## start STORED RECORDS

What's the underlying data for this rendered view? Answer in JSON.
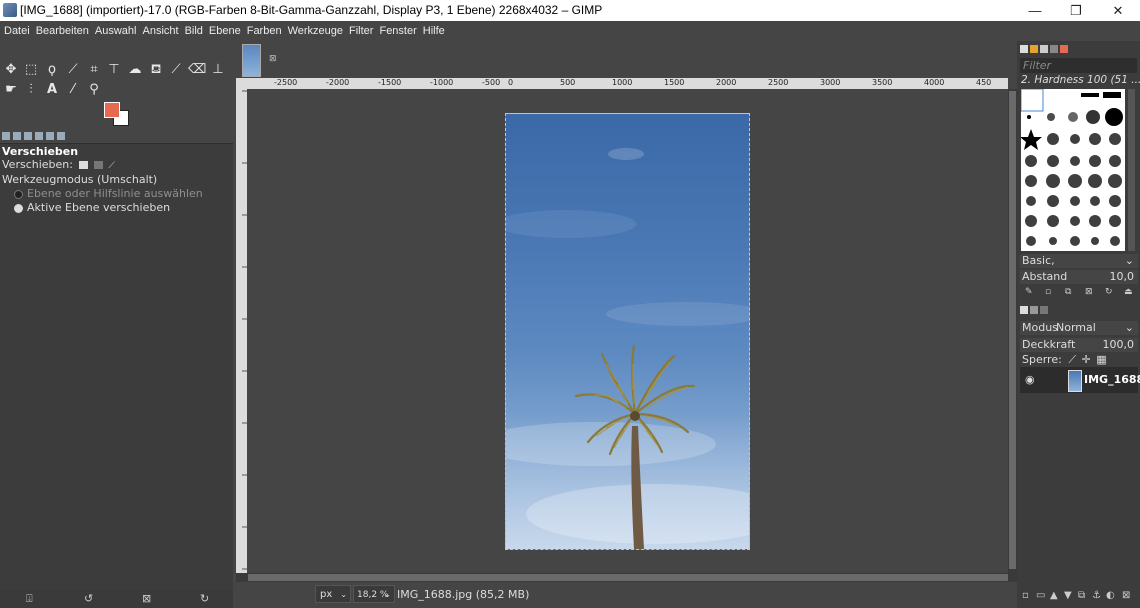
{
  "window": {
    "title": "[IMG_1688] (importiert)-17.0 (RGB-Farben 8-Bit-Gamma-Ganzzahl, Display P3, 1 Ebene) 2268x4032 – GIMP",
    "minimize": "—",
    "maximize": "❐",
    "close": "✕"
  },
  "menu": [
    "Datei",
    "Bearbeiten",
    "Auswahl",
    "Ansicht",
    "Bild",
    "Ebene",
    "Farben",
    "Werkzeuge",
    "Filter",
    "Fenster",
    "Hilfe"
  ],
  "toolbox": {
    "tools_row1": [
      "move",
      "rect-select",
      "free-select",
      "fuzzy-select",
      "crop",
      "unified-transform",
      "warp",
      "bucket-fill",
      "paintbrush",
      "eraser",
      "clone"
    ],
    "tools_row2": [
      "smudge",
      "paths",
      "text",
      "color-picker",
      "zoom"
    ],
    "fg_color": "#e46a52",
    "bg_color": "#ffffff"
  },
  "tool_options": {
    "title": "Verschieben",
    "move_label": "Verschieben:",
    "mode_label": "Werkzeugmodus (Umschalt)",
    "options": [
      {
        "label": "Ebene oder Hilfslinie auswählen",
        "selected": false
      },
      {
        "label": "Aktive Ebene verschieben",
        "selected": true
      }
    ]
  },
  "ruler": {
    "top_ticks": [
      "-2500",
      "-2000",
      "-1500",
      "-1000",
      "-500",
      "0",
      "500",
      "1000",
      "1500",
      "2000",
      "2500",
      "3000",
      "3500",
      "4000",
      "450"
    ],
    "left_ticks": [
      "-500",
      "0",
      "500",
      "1000",
      "1500",
      "2000",
      "2500",
      "3000",
      "3500",
      "4000"
    ]
  },
  "statusbar": {
    "unit": "px",
    "zoom": "18,2 %",
    "file": "IMG_1688.jpg (85,2 MB)"
  },
  "brushes": {
    "filter_placeholder": "Filter",
    "current": "2. Hardness 100 (51 ...",
    "preset": "Basic,",
    "spacing_label": "Abstand",
    "spacing_value": "10,0"
  },
  "layers": {
    "mode_label": "Modus",
    "mode_value": "Normal",
    "opacity_label": "Deckkraft",
    "opacity_value": "100,0",
    "lock_label": "Sperre:",
    "items": [
      {
        "name": "IMG_1688",
        "visible": true
      }
    ]
  }
}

## end STORED RECORDS

> [TO BE DONE]:
Establish how many lines of the material above hold the word "Ebene". Nothing but the count should be returned.

> [SOLUTION FOR THIS EXERCISE]:
4